DIRECTIONS FOR THIS TASK – Pull every line holding the string "text" from the records below.

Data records
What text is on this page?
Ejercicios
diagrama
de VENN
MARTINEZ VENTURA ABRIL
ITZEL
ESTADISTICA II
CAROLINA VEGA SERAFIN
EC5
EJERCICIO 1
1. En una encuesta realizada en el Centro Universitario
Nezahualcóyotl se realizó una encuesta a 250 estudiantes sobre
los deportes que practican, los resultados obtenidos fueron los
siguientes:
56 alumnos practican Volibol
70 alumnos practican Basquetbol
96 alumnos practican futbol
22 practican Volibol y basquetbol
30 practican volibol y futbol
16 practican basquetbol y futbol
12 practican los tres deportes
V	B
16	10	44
--
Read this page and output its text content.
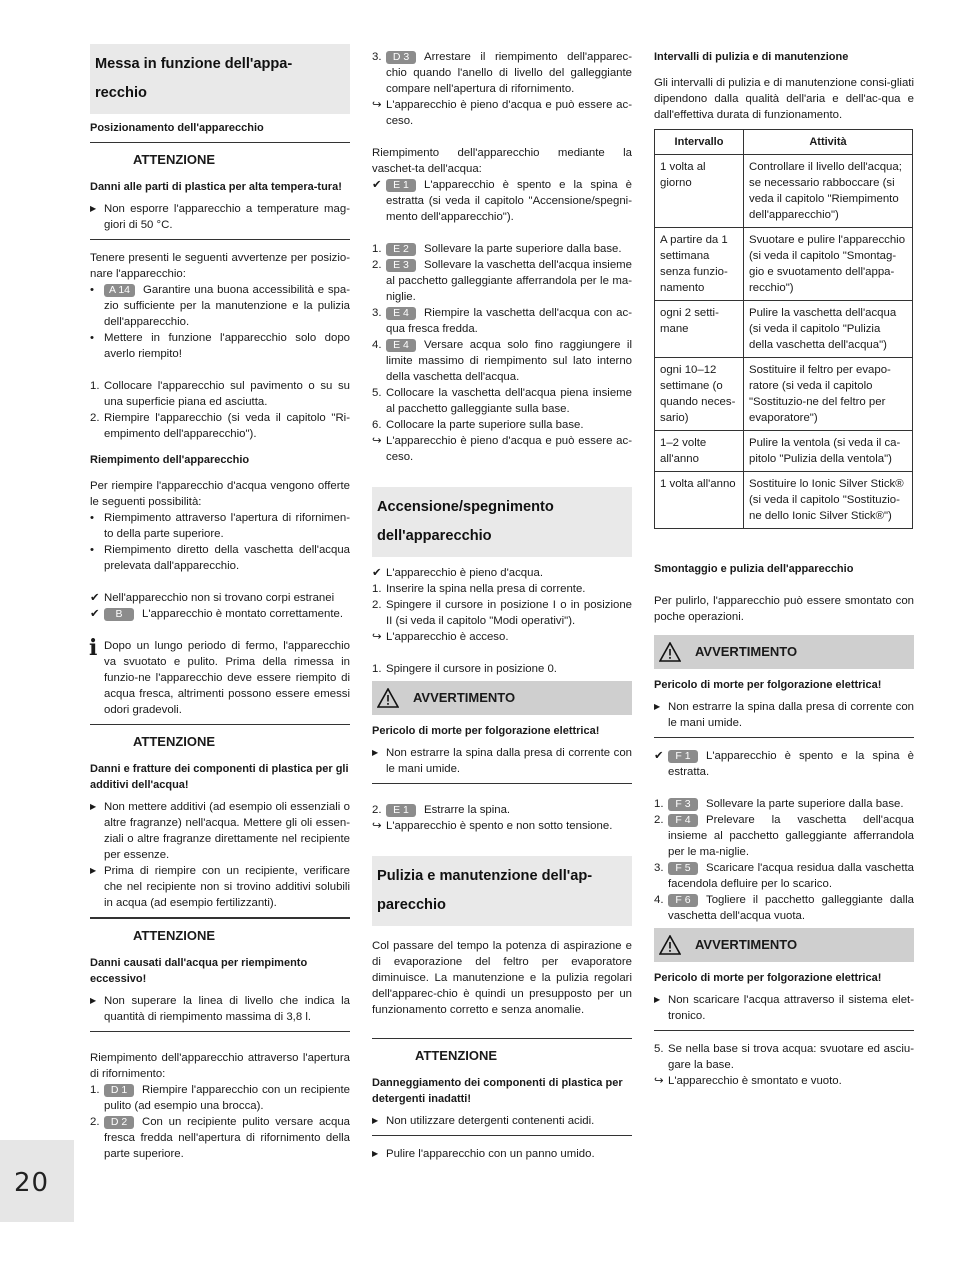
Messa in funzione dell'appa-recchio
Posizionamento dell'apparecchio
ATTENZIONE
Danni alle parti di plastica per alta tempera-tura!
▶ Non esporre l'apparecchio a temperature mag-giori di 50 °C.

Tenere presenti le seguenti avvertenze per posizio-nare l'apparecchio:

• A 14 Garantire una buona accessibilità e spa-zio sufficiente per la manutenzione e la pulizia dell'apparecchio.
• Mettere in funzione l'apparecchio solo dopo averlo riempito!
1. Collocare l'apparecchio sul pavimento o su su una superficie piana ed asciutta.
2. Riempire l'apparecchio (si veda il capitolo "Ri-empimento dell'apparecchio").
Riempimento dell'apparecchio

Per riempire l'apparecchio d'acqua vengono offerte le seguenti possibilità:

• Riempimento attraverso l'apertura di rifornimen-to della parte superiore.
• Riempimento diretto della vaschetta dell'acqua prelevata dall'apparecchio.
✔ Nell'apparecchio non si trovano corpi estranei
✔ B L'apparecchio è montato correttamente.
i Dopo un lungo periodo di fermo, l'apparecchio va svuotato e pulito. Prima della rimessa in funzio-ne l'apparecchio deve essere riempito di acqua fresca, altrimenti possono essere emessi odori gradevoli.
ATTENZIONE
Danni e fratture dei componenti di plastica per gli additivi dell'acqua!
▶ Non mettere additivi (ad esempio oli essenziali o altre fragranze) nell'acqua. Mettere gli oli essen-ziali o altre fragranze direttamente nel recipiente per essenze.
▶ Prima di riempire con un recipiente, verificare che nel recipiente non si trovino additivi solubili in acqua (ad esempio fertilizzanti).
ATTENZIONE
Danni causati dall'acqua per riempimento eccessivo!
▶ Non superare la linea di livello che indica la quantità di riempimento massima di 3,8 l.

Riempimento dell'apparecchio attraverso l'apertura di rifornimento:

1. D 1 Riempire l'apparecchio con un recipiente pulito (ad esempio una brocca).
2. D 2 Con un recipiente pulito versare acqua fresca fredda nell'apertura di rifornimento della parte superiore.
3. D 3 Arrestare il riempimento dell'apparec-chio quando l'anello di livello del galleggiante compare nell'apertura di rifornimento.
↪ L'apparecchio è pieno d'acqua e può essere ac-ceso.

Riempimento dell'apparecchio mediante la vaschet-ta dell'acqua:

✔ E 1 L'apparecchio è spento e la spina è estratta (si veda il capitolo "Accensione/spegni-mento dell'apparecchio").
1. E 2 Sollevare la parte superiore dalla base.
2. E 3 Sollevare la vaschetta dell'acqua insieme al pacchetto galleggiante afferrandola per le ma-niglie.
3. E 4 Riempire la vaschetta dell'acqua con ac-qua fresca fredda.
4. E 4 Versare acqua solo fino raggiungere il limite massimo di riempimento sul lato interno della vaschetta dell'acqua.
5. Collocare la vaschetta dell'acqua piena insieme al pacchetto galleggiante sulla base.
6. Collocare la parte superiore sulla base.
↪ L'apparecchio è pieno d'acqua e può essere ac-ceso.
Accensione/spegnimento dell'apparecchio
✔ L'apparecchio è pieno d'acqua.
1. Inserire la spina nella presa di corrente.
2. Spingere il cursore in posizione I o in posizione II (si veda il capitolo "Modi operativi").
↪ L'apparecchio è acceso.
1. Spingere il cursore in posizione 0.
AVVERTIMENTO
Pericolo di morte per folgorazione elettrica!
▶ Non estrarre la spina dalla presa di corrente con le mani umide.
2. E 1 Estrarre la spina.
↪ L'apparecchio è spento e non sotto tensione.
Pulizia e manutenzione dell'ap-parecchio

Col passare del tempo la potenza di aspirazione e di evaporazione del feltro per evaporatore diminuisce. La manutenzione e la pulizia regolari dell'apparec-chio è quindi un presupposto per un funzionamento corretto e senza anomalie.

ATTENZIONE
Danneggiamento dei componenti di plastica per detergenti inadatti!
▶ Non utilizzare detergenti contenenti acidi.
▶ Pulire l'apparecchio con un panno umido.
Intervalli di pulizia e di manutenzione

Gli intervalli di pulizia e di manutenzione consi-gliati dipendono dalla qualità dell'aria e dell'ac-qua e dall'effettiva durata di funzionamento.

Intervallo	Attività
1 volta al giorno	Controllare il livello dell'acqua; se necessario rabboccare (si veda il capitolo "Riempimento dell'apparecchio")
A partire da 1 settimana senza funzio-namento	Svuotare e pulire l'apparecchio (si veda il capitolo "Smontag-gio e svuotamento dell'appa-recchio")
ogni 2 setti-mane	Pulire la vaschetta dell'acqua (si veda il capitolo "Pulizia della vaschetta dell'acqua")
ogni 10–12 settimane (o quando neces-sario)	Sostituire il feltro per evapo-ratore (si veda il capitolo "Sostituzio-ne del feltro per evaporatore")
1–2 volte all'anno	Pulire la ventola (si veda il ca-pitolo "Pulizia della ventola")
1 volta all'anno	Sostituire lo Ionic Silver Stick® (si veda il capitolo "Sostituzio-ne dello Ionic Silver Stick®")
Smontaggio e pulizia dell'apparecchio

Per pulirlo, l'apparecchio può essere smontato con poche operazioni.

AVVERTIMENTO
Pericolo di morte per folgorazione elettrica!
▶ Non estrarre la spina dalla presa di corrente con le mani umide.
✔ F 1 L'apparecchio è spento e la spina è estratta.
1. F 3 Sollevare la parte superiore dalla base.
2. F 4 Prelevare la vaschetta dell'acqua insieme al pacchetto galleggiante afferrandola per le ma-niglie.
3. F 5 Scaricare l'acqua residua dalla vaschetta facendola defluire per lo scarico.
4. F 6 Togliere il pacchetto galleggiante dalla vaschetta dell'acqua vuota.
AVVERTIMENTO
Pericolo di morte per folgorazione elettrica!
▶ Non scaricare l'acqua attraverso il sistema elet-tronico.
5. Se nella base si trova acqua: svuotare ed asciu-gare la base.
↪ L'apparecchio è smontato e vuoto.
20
---
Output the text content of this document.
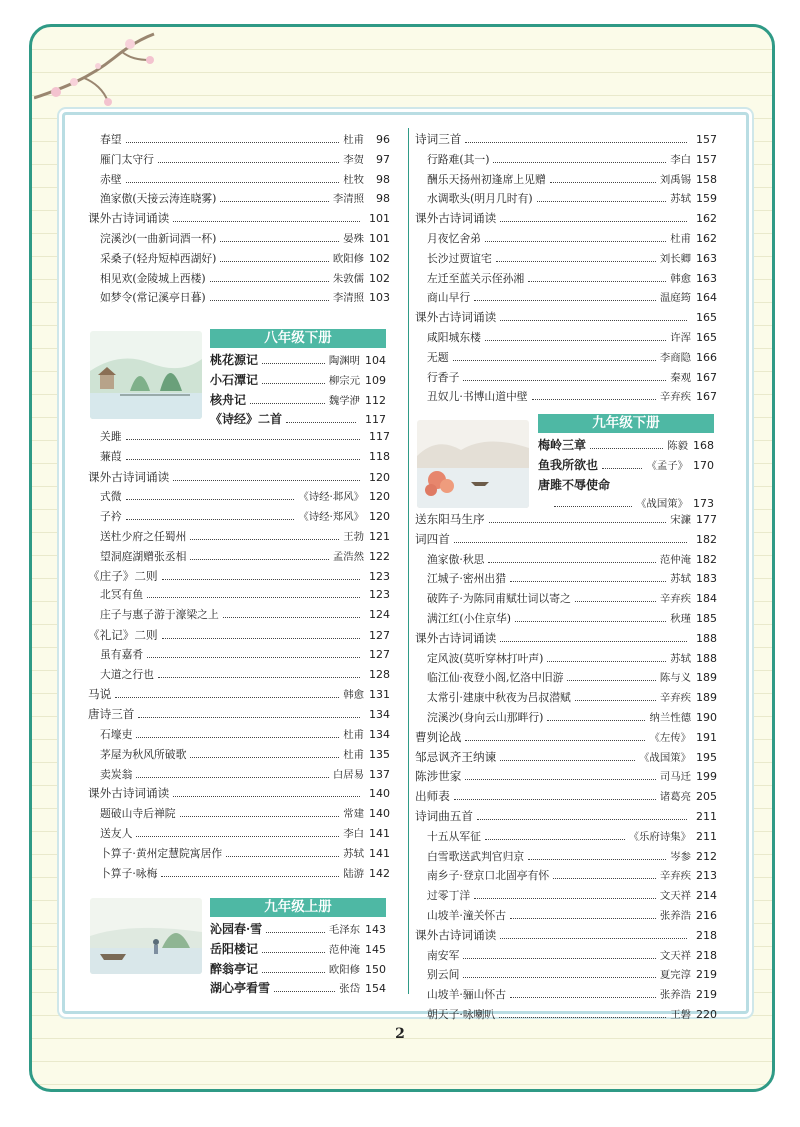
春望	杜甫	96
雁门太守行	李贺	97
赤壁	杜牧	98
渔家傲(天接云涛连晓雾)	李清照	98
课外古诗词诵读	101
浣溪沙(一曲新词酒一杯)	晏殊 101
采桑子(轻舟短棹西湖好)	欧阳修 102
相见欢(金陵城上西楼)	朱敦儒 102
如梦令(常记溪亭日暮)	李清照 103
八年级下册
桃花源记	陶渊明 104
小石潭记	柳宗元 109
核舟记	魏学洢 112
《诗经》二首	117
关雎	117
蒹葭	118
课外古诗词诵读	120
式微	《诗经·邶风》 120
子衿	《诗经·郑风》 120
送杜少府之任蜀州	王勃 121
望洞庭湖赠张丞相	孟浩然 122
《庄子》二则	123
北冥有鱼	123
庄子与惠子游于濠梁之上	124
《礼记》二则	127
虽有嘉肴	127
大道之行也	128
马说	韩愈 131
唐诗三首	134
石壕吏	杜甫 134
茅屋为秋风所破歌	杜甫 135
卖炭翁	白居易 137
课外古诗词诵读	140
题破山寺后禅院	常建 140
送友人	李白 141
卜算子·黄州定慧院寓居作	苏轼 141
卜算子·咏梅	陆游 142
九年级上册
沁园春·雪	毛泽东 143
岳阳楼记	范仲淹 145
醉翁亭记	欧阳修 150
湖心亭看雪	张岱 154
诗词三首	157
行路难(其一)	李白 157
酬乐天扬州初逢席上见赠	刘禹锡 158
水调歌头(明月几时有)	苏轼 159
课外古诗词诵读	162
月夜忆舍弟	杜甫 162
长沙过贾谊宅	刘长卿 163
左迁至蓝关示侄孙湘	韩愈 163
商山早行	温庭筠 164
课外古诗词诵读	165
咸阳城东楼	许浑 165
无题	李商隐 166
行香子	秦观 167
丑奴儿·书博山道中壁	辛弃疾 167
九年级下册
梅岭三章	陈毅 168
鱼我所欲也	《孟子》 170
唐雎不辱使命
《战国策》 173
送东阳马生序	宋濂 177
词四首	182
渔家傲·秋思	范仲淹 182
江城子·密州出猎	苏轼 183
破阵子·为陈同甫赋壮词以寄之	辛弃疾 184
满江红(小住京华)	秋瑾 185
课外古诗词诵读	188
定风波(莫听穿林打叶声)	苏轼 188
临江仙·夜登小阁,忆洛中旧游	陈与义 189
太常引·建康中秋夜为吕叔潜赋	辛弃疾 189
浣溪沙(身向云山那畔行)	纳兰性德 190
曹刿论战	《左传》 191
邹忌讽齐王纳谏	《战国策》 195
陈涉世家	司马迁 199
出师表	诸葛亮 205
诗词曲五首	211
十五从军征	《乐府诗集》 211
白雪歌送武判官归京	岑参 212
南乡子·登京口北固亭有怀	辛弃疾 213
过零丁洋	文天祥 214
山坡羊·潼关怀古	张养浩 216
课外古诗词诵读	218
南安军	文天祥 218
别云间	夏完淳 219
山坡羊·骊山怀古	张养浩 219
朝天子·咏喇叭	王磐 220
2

TASK SOLUTION –
What text is on this page?
Read this page and output its text content.
Output the text content of this document.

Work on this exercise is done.